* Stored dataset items
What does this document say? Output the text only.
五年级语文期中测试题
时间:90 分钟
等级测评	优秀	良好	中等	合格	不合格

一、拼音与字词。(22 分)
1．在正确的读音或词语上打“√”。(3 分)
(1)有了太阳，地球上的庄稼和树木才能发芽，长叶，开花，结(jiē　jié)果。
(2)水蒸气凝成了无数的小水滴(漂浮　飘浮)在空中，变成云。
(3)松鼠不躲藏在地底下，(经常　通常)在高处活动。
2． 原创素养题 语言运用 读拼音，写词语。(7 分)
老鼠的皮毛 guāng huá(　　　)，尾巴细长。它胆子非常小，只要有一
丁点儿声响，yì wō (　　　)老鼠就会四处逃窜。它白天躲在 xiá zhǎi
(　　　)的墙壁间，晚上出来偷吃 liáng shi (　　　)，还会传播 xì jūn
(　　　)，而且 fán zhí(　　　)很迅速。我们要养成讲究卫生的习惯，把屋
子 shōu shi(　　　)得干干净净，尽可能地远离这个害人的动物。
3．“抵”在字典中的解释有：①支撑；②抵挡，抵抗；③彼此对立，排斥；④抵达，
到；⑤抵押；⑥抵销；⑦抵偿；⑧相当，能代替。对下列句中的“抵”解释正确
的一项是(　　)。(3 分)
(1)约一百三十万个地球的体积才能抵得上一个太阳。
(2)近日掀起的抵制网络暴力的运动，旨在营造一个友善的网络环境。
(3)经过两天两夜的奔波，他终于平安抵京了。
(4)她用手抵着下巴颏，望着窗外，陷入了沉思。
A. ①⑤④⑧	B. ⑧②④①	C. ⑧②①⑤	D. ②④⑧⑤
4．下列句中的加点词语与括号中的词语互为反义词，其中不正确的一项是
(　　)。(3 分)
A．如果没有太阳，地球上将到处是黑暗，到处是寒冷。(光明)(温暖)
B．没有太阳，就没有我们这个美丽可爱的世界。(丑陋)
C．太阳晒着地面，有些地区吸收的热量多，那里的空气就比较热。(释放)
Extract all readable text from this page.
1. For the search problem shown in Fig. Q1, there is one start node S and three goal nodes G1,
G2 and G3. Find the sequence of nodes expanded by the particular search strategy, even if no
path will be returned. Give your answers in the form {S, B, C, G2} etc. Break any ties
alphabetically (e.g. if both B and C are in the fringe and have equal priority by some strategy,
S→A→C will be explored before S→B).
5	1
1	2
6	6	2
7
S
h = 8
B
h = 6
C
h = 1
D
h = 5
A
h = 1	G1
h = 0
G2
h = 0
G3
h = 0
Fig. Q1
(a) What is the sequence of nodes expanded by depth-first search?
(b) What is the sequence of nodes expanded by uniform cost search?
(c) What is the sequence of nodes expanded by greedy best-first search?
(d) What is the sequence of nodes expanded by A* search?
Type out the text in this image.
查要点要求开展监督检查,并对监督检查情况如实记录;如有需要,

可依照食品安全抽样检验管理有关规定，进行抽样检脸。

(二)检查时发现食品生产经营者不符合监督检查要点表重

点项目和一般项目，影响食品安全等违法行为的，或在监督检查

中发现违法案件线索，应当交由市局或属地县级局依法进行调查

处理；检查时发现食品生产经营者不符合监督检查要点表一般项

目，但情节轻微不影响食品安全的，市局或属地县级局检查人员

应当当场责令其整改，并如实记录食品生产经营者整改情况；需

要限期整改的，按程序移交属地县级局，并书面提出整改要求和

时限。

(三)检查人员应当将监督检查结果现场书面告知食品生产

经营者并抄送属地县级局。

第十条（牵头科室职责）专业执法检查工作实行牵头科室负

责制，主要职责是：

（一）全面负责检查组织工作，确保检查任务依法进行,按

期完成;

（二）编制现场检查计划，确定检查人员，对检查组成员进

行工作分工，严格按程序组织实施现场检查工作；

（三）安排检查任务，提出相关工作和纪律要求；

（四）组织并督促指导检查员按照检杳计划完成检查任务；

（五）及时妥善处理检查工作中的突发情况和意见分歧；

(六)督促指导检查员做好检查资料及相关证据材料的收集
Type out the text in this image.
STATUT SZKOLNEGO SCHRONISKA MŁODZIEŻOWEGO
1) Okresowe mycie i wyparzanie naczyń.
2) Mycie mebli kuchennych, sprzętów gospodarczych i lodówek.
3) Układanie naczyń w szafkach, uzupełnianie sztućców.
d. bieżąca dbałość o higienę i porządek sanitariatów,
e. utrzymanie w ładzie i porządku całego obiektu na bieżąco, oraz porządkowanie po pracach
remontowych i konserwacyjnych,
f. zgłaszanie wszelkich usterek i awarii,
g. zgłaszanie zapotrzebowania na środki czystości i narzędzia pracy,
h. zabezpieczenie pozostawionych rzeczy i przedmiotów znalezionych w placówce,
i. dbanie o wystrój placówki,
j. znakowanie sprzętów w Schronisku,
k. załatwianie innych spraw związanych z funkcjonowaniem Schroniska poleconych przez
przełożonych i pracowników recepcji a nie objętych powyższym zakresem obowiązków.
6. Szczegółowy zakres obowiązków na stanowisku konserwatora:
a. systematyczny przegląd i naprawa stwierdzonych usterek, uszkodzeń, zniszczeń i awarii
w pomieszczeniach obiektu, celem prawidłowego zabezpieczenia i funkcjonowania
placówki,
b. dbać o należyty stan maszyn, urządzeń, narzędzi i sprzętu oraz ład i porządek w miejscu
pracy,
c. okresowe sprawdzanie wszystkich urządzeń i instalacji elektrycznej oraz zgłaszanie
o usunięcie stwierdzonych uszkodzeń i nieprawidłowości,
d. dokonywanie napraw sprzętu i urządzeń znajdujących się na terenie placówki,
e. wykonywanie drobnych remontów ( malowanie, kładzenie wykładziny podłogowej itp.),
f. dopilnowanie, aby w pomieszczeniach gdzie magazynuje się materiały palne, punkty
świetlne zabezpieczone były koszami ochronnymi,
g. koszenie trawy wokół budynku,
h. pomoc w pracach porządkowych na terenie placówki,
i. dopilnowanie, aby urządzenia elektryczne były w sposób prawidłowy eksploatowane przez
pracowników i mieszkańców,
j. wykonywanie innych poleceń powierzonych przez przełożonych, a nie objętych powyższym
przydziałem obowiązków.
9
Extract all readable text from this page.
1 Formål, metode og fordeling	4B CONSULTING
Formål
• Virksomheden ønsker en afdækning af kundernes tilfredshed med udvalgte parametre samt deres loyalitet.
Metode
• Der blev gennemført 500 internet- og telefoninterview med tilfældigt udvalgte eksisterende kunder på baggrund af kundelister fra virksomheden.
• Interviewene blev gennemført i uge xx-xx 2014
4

* PROBLEM TO SOLVE
Return the material in full, exactly as shown.

* REPLY
What does this document say? Output the text only.
五年级语文期中测试题
时间:90 分钟
等级测评	优秀	良好	中等	合格	不合格

一、拼音与字词。(22 分)
1．在正确的读音或词语上打“√”。(3 分)
(1)有了太阳，地球上的庄稼和树木才能发芽，长叶，开花，结(jiē　jié)果。
(2)水蒸气凝成了无数的小水滴(漂浮　飘浮)在空中，变成云。
(3)松鼠不躲藏在地底下，(经常　通常)在高处活动。
2． 原创素养题 语言运用 读拼音，写词语。(7 分)
老鼠的皮毛 guāng huá(　　　)，尾巴细长。它胆子非常小，只要有一
丁点儿声响，yì wō (　　　)老鼠就会四处逃窜。它白天躲在 xiá zhǎi
(　　　)的墙壁间，晚上出来偷吃 liáng shi (　　　)，还会传播 xì jūn
(　　　)，而且 fán zhí(　　　)很迅速。我们要养成讲究卫生的习惯，把屋
子 shōu shi(　　　)得干干净净，尽可能地远离这个害人的动物。
3．“抵”在字典中的解释有：①支撑；②抵挡，抵抗；③彼此对立，排斥；④抵达，
到；⑤抵押；⑥抵销；⑦抵偿；⑧相当，能代替。对下列句中的“抵”解释正确
的一项是(　　)。(3 分)
(1)约一百三十万个地球的体积才能抵得上一个太阳。
(2)近日掀起的抵制网络暴力的运动，旨在营造一个友善的网络环境。
(3)经过两天两夜的奔波，他终于平安抵京了。
(4)她用手抵着下巴颏，望着窗外，陷入了沉思。
A. ①⑤④⑧	B. ⑧②④①	C. ⑧②①⑤	D. ②④⑧⑤
4．下列句中的加点词语与括号中的词语互为反义词，其中不正确的一项是
(　　)。(3 分)
A．如果没有太阳，地球上将到处是黑暗，到处是寒冷。(光明)(温暖)
B．没有太阳，就没有我们这个美丽可爱的世界。(丑陋)
C．太阳晒着地面，有些地区吸收的热量多，那里的空气就比较热。(释放)
Extract all readable text from this page.
1. For the search problem shown in Fig. Q1, there is one start node S and three goal nodes G1,
G2 and G3. Find the sequence of nodes expanded by the particular search strategy, even if no
path will be returned. Give your answers in the form {S, B, C, G2} etc. Break any ties
alphabetically (e.g. if both B and C are in the fringe and have equal priority by some strategy,
S→A→C will be explored before S→B).
5	1
1	2
6	6	2
7
S
h = 8
B
h = 6
C
h = 1
D
h = 5
A
h = 1	G1
h = 0
G2
h = 0
G3
h = 0
Fig. Q1
(a) What is the sequence of nodes expanded by depth-first search?
(b) What is the sequence of nodes expanded by uniform cost search?
(c) What is the sequence of nodes expanded by greedy best-first search?
(d) What is the sequence of nodes expanded by A* search?
Type out the text in this image.
查要点要求开展监督检查,并对监督检查情况如实记录;如有需要,

可依照食品安全抽样检验管理有关规定，进行抽样检脸。

(二)检查时发现食品生产经营者不符合监督检查要点表重

点项目和一般项目，影响食品安全等违法行为的，或在监督检查

中发现违法案件线索，应当交由市局或属地县级局依法进行调查

处理；检查时发现食品生产经营者不符合监督检查要点表一般项

目，但情节轻微不影响食品安全的，市局或属地县级局检查人员

应当当场责令其整改，并如实记录食品生产经营者整改情况；需

要限期整改的，按程序移交属地县级局，并书面提出整改要求和

时限。

(三)检查人员应当将监督检查结果现场书面告知食品生产

经营者并抄送属地县级局。

第十条（牵头科室职责）专业执法检查工作实行牵头科室负

责制，主要职责是：

（一）全面负责检查组织工作，确保检查任务依法进行,按

期完成;

（二）编制现场检查计划，确定检查人员，对检查组成员进

行工作分工，严格按程序组织实施现场检查工作；

（三）安排检查任务，提出相关工作和纪律要求；

（四）组织并督促指导检查员按照检杳计划完成检查任务；

（五）及时妥善处理检查工作中的突发情况和意见分歧；

(六)督促指导检查员做好检查资料及相关证据材料的收集
Type out the text in this image.
STATUT SZKOLNEGO SCHRONISKA MŁODZIEŻOWEGO
1) Okresowe mycie i wyparzanie naczyń.
2) Mycie mebli kuchennych, sprzętów gospodarczych i lodówek.
3) Układanie naczyń w szafkach, uzupełnianie sztućców.
d. bieżąca dbałość o higienę i porządek sanitariatów,
e. utrzymanie w ładzie i porządku całego obiektu na bieżąco, oraz porządkowanie po pracach
remontowych i konserwacyjnych,
f. zgłaszanie wszelkich usterek i awarii,
g. zgłaszanie zapotrzebowania na środki czystości i narzędzia pracy,
h. zabezpieczenie pozostawionych rzeczy i przedmiotów znalezionych w placówce,
i. dbanie o wystrój placówki,
j. znakowanie sprzętów w Schronisku,
k. załatwianie innych spraw związanych z funkcjonowaniem Schroniska poleconych przez
przełożonych i pracowników recepcji a nie objętych powyższym zakresem obowiązków.
6. Szczegółowy zakres obowiązków na stanowisku konserwatora:
a. systematyczny przegląd i naprawa stwierdzonych usterek, uszkodzeń, zniszczeń i awarii
w pomieszczeniach obiektu, celem prawidłowego zabezpieczenia i funkcjonowania
placówki,
b. dbać o należyty stan maszyn, urządzeń, narzędzi i sprzętu oraz ład i porządek w miejscu
pracy,
c. okresowe sprawdzanie wszystkich urządzeń i instalacji elektrycznej oraz zgłaszanie
o usunięcie stwierdzonych uszkodzeń i nieprawidłowości,
d. dokonywanie napraw sprzętu i urządzeń znajdujących się na terenie placówki,
e. wykonywanie drobnych remontów ( malowanie, kładzenie wykładziny podłogowej itp.),
f. dopilnowanie, aby w pomieszczeniach gdzie magazynuje się materiały palne, punkty
świetlne zabezpieczone były koszami ochronnymi,
g. koszenie trawy wokół budynku,
h. pomoc w pracach porządkowych na terenie placówki,
i. dopilnowanie, aby urządzenia elektryczne były w sposób prawidłowy eksploatowane przez
pracowników i mieszkańców,
j. wykonywanie innych poleceń powierzonych przez przełożonych, a nie objętych powyższym
przydziałem obowiązków.
9
Extract all readable text from this page.
1 Formål, metode og fordeling	4B CONSULTING
Formål
• Virksomheden ønsker en afdækning af kundernes tilfredshed med udvalgte parametre samt deres loyalitet.
Metode
• Der blev gennemført 500 internet- og telefoninterview med tilfældigt udvalgte eksisterende kunder på baggrund af kundelister fra virksomheden.
• Interviewene blev gennemført i uge xx-xx 2014
4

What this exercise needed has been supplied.